All of the data below should be written out exactly.

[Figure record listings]
• • • •

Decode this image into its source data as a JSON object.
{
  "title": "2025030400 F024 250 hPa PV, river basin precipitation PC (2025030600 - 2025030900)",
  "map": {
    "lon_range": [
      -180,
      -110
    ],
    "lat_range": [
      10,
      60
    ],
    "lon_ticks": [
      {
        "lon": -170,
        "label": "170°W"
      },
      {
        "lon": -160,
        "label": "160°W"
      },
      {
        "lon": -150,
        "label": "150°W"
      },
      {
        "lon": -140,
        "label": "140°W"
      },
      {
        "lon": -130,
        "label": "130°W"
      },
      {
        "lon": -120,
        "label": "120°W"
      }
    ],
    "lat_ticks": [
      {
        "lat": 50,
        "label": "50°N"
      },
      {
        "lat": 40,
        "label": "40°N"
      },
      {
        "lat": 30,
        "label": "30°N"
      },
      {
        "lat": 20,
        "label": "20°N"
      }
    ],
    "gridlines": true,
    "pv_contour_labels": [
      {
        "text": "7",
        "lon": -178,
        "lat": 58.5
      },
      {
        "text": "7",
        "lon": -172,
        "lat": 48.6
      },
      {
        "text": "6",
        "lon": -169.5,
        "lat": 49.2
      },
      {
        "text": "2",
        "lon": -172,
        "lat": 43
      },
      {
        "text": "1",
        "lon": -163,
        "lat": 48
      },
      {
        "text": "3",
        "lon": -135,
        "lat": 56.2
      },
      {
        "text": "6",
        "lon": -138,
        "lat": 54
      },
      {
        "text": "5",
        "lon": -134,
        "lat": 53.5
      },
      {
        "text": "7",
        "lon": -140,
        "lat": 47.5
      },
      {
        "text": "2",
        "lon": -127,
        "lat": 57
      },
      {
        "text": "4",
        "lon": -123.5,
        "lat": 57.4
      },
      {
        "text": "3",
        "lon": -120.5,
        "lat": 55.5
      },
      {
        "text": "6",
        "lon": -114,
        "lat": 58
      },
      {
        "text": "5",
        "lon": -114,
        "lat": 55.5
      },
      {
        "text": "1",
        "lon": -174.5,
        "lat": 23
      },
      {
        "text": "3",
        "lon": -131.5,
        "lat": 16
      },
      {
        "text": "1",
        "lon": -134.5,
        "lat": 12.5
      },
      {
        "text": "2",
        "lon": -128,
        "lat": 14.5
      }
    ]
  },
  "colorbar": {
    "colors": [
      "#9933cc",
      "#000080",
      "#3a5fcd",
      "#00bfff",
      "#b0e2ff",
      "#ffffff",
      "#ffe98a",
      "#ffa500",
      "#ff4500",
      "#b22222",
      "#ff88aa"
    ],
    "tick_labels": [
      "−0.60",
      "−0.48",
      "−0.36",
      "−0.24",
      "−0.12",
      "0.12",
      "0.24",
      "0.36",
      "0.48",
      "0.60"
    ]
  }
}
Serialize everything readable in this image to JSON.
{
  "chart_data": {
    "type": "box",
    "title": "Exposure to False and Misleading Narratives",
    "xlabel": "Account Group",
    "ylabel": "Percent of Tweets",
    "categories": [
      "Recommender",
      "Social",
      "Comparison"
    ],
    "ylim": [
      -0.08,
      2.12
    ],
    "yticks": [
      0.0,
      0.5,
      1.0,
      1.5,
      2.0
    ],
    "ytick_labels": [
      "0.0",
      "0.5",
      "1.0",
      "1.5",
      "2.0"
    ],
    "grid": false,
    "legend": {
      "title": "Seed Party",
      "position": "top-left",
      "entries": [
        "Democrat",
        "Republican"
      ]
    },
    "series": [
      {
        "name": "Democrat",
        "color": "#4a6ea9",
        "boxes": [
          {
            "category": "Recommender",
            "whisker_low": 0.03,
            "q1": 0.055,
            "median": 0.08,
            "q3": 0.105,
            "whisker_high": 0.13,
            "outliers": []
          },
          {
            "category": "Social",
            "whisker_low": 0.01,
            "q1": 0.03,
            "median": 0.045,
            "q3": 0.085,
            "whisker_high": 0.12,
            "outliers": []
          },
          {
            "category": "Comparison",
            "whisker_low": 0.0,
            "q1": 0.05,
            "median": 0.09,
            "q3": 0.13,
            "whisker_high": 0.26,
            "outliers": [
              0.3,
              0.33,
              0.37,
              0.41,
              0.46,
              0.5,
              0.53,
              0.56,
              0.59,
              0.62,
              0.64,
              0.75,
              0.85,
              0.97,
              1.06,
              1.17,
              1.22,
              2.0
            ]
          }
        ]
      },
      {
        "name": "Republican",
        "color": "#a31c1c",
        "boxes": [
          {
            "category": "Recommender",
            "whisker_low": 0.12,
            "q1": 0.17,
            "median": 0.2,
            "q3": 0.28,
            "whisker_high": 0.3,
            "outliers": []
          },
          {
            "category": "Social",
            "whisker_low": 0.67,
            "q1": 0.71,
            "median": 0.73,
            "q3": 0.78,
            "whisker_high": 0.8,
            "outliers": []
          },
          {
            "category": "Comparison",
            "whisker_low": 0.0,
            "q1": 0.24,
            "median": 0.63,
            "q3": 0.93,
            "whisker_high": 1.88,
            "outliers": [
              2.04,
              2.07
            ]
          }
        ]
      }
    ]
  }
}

• • • •

**Written solution:**
Decode this image into its source data as a JSON object.
{
  "title": "2025030400 F024 250 hPa PV, river basin precipitation PC (2025030600 - 2025030900)",
  "map": {
    "lon_range": [
      -180,
      -110
    ],
    "lat_range": [
      10,
      60
    ],
    "lon_ticks": [
      {
        "lon": -170,
        "label": "170°W"
      },
      {
        "lon": -160,
        "label": "160°W"
      },
      {
        "lon": -150,
        "label": "150°W"
      },
      {
        "lon": -140,
        "label": "140°W"
      },
      {
        "lon": -130,
        "label": "130°W"
      },
      {
        "lon": -120,
        "label": "120°W"
      }
    ],
    "lat_ticks": [
      {
        "lat": 50,
        "label": "50°N"
      },
      {
        "lat": 40,
        "label": "40°N"
      },
      {
        "lat": 30,
        "label": "30°N"
      },
      {
        "lat": 20,
        "label": "20°N"
      }
    ],
    "gridlines": true,
    "pv_contour_labels": [
      {
        "text": "7",
        "lon": -178,
        "lat": 58.5
      },
      {
        "text": "7",
        "lon": -172,
        "lat": 48.6
      },
      {
        "text": "6",
        "lon": -169.5,
        "lat": 49.2
      },
      {
        "text": "2",
        "lon": -172,
        "lat": 43
      },
      {
        "text": "1",
        "lon": -163,
        "lat": 48
      },
      {
        "text": "3",
        "lon": -135,
        "lat": 56.2
      },
      {
        "text": "6",
        "lon": -138,
        "lat": 54
      },
      {
        "text": "5",
        "lon": -134,
        "lat": 53.5
      },
      {
        "text": "7",
        "lon": -140,
        "lat": 47.5
      },
      {
        "text": "2",
        "lon": -127,
        "lat": 57
      },
      {
        "text": "4",
        "lon": -123.5,
        "lat": 57.4
      },
      {
        "text": "3",
        "lon": -120.5,
        "lat": 55.5
      },
      {
        "text": "6",
        "lon": -114,
        "lat": 58
      },
      {
        "text": "5",
        "lon": -114,
        "lat": 55.5
      },
      {
        "text": "1",
        "lon": -174.5,
        "lat": 23
      },
      {
        "text": "3",
        "lon": -131.5,
        "lat": 16
      },
      {
        "text": "1",
        "lon": -134.5,
        "lat": 12.5
      },
      {
        "text": "2",
        "lon": -128,
        "lat": 14.5
      }
    ]
  },
  "colorbar": {
    "colors": [
      "#9933cc",
      "#000080",
      "#3a5fcd",
      "#00bfff",
      "#b0e2ff",
      "#ffffff",
      "#ffe98a",
      "#ffa500",
      "#ff4500",
      "#b22222",
      "#ff88aa"
    ],
    "tick_labels": [
      "−0.60",
      "−0.48",
      "−0.36",
      "−0.24",
      "−0.12",
      "0.12",
      "0.24",
      "0.36",
      "0.48",
      "0.60"
    ]
  }
}
Serialize everything readable in this image to JSON.
{
  "chart_data": {
    "type": "box",
    "title": "Exposure to False and Misleading Narratives",
    "xlabel": "Account Group",
    "ylabel": "Percent of Tweets",
    "categories": [
      "Recommender",
      "Social",
      "Comparison"
    ],
    "ylim": [
      -0.08,
      2.12
    ],
    "yticks": [
      0.0,
      0.5,
      1.0,
      1.5,
      2.0
    ],
    "ytick_labels": [
      "0.0",
      "0.5",
      "1.0",
      "1.5",
      "2.0"
    ],
    "grid": false,
    "legend": {
      "title": "Seed Party",
      "position": "top-left",
      "entries": [
        "Democrat",
        "Republican"
      ]
    },
    "series": [
      {
        "name": "Democrat",
        "color": "#4a6ea9",
        "boxes": [
          {
            "category": "Recommender",
            "whisker_low": 0.03,
            "q1": 0.055,
            "median": 0.08,
            "q3": 0.105,
            "whisker_high": 0.13,
            "outliers": []
          },
          {
            "category": "Social",
            "whisker_low": 0.01,
            "q1": 0.03,
            "median": 0.045,
            "q3": 0.085,
            "whisker_high": 0.12,
            "outliers": []
          },
          {
            "category": "Comparison",
            "whisker_low": 0.0,
            "q1": 0.05,
            "median": 0.09,
            "q3": 0.13,
            "whisker_high": 0.26,
            "outliers": [
              0.3,
              0.33,
              0.37,
              0.41,
              0.46,
              0.5,
              0.53,
              0.56,
              0.59,
              0.62,
              0.64,
              0.75,
              0.85,
              0.97,
              1.06,
              1.17,
              1.22,
              2.0
            ]
          }
        ]
      },
      {
        "name": "Republican",
        "color": "#a31c1c",
        "boxes": [
          {
            "category": "Recommender",
            "whisker_low": 0.12,
            "q1": 0.17,
            "median": 0.2,
            "q3": 0.28,
            "whisker_high": 0.3,
            "outliers": []
          },
          {
            "category": "Social",
            "whisker_low": 0.67,
            "q1": 0.71,
            "median": 0.73,
            "q3": 0.78,
            "whisker_high": 0.8,
            "outliers": []
          },
          {
            "category": "Comparison",
            "whisker_low": 0.0,
            "q1": 0.24,
            "median": 0.63,
            "q3": 0.93,
            "whisker_high": 1.88,
            "outliers": [
              2.04,
              2.07
            ]
          }
        ]
      }
    ]
  }
}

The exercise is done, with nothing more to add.